» PROBLEM: Check each line of the records below and collect those holding "japan".

» RECORD EXCERPTS:
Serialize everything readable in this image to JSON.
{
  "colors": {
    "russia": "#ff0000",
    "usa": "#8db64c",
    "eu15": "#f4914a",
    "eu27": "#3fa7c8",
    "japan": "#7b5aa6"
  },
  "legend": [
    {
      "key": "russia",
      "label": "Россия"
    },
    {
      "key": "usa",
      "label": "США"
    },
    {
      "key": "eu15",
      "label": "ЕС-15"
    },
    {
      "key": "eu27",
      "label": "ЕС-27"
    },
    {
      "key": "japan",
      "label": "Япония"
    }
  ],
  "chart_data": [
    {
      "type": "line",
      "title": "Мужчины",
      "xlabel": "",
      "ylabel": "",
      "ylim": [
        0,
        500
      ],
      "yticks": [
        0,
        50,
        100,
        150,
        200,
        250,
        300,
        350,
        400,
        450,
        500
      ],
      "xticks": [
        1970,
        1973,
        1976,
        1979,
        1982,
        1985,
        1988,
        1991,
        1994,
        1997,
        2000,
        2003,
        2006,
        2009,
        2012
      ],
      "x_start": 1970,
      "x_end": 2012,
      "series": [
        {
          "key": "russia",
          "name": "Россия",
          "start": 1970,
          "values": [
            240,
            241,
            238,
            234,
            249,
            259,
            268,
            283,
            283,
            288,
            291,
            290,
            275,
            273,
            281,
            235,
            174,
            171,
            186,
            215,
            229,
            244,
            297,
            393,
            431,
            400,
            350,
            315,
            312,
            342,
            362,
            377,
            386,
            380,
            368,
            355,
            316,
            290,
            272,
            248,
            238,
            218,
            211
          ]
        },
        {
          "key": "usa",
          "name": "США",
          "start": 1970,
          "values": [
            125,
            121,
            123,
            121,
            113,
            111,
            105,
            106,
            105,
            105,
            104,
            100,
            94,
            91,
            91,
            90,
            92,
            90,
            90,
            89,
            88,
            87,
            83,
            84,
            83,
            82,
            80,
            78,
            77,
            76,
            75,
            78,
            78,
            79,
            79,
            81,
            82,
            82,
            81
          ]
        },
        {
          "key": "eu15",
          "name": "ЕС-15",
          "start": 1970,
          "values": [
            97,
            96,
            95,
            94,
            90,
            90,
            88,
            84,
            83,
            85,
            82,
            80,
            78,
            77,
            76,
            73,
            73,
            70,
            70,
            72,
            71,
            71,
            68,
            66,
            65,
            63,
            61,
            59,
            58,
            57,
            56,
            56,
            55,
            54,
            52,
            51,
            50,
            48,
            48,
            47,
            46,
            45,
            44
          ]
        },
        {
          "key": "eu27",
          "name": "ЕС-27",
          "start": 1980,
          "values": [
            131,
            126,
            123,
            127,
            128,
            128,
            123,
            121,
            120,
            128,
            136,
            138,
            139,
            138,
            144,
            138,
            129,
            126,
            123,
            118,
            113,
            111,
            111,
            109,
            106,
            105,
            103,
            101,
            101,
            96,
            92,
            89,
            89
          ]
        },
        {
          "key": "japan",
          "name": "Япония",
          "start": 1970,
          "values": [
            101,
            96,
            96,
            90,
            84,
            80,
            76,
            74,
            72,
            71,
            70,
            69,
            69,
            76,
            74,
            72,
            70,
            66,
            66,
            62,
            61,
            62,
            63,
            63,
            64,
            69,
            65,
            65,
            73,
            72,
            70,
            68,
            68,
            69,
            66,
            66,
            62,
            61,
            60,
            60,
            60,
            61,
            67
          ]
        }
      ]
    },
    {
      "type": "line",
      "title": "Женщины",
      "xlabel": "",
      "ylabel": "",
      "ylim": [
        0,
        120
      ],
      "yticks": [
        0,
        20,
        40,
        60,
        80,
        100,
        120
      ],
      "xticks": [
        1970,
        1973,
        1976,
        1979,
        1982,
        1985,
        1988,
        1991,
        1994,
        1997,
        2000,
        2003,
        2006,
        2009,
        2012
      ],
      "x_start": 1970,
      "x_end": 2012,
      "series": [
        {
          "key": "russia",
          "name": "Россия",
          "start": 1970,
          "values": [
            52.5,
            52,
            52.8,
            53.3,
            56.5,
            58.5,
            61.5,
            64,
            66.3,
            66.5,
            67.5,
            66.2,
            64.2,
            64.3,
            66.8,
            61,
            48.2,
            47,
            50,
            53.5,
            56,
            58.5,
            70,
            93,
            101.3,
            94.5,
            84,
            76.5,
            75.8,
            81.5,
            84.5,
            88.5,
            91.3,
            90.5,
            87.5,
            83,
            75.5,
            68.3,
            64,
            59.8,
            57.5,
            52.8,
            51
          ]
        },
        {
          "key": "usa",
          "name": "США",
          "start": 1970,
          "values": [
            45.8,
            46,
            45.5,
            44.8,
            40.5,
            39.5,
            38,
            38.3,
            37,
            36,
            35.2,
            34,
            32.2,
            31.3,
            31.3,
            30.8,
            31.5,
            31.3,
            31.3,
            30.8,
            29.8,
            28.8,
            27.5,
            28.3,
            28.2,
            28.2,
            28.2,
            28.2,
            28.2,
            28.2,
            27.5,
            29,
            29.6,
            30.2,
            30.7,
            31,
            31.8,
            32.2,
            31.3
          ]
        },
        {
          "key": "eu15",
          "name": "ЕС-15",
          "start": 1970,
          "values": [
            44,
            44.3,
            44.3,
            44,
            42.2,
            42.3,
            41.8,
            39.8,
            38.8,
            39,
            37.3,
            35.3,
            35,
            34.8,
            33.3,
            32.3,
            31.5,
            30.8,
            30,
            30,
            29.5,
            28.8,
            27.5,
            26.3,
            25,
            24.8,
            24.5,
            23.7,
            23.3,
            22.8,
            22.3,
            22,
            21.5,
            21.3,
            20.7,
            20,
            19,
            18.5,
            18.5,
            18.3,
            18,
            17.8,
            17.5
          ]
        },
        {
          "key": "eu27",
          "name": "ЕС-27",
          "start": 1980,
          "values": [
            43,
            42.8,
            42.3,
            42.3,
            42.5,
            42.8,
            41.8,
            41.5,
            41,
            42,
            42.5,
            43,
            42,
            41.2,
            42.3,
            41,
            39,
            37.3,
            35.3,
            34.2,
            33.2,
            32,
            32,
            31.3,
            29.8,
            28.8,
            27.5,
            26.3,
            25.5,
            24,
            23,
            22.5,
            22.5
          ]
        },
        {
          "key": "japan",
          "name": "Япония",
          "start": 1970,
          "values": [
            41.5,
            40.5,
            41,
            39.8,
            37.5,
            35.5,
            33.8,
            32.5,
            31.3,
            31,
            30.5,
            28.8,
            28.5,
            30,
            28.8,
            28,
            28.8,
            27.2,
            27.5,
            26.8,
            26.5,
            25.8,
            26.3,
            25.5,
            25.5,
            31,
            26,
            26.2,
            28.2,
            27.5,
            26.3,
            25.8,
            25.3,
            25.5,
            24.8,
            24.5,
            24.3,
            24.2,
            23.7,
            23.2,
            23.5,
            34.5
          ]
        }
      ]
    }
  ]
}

» SOLUTION:
    "japan": "#7b5aa6"
      "key": "japan",
          "key": "japan",
          "key": "japan",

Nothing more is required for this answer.